• _What to do_
Print every entry word for word, but omit the pictures.
[BEGIN]
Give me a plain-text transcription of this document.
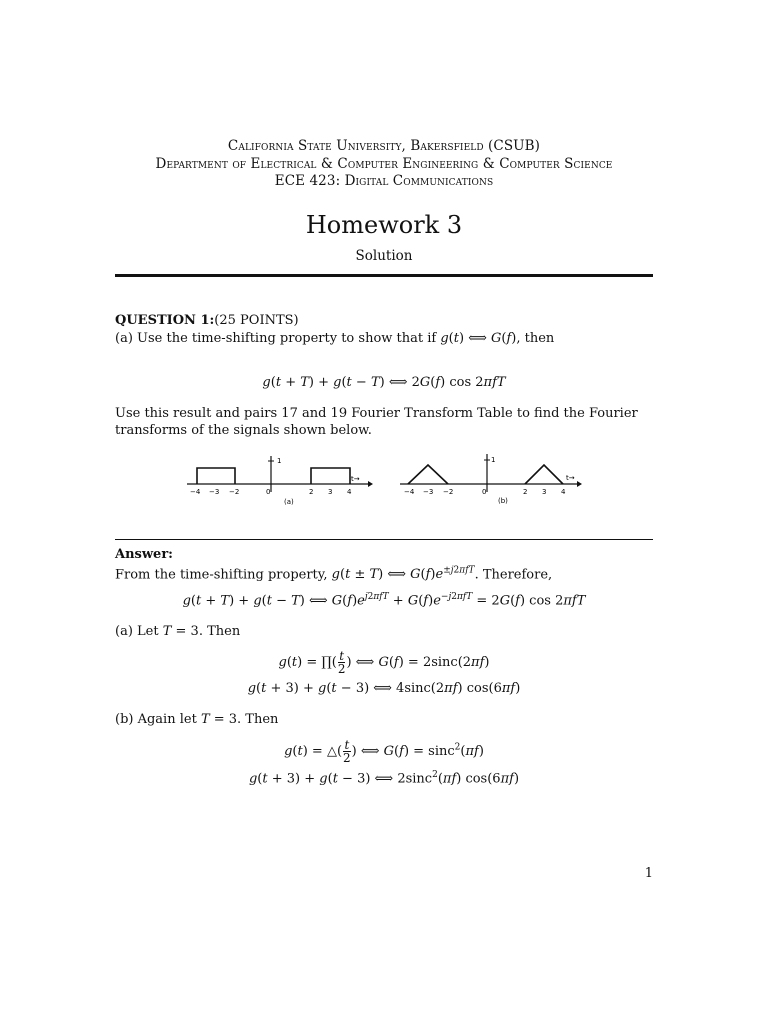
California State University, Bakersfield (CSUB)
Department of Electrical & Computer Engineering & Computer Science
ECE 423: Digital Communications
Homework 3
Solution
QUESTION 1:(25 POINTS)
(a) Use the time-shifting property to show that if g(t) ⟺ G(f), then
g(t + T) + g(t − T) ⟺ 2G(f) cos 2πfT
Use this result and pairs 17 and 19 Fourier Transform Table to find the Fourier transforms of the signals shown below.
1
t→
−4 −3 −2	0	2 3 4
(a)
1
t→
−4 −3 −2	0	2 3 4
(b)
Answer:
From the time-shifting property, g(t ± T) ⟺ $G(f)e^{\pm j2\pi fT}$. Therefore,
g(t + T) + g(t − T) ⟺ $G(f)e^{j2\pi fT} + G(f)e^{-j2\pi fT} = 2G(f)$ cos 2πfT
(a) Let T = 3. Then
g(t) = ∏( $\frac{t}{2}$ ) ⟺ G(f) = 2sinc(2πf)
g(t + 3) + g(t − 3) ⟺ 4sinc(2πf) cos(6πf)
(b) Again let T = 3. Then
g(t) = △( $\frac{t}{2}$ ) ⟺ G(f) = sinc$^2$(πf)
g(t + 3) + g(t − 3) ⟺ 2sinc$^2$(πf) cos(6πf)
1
[END]
• _Answer in full_
Give me a plain-text transcription of this document.
California State University, Bakersfield (CSUB)
Department of Electrical & Computer Engineering & Computer Science
ECE 423: Digital Communications
Homework 3
Solution
QUESTION 1:(25 POINTS)
(a) Use the time-shifting property to show that if g(t) ⟺ G(f), then
g(t + T) + g(t − T) ⟺ 2G(f) cos 2πfT
Use this result and pairs 17 and 19 Fourier Transform Table to find the Fourier transforms of the signals shown below.
1
t→
−4 −3 −2	0	2 3 4
(a)
1
t→
−4 −3 −2	0	2 3 4
(b)
Answer:
From the time-shifting property, g(t ± T) ⟺ $G(f)e^{\pm j2\pi fT}$. Therefore,
g(t + T) + g(t − T) ⟺ $G(f)e^{j2\pi fT} + G(f)e^{-j2\pi fT} = 2G(f)$ cos 2πfT
(a) Let T = 3. Then
g(t) = ∏( $\frac{t}{2}$ ) ⟺ G(f) = 2sinc(2πf)
g(t + 3) + g(t − 3) ⟺ 4sinc(2πf) cos(6πf)
(b) Again let T = 3. Then
g(t) = △( $\frac{t}{2}$ ) ⟺ G(f) = sinc$^2$(πf)
g(t + 3) + g(t − 3) ⟺ 2sinc$^2$(πf) cos(6πf)
1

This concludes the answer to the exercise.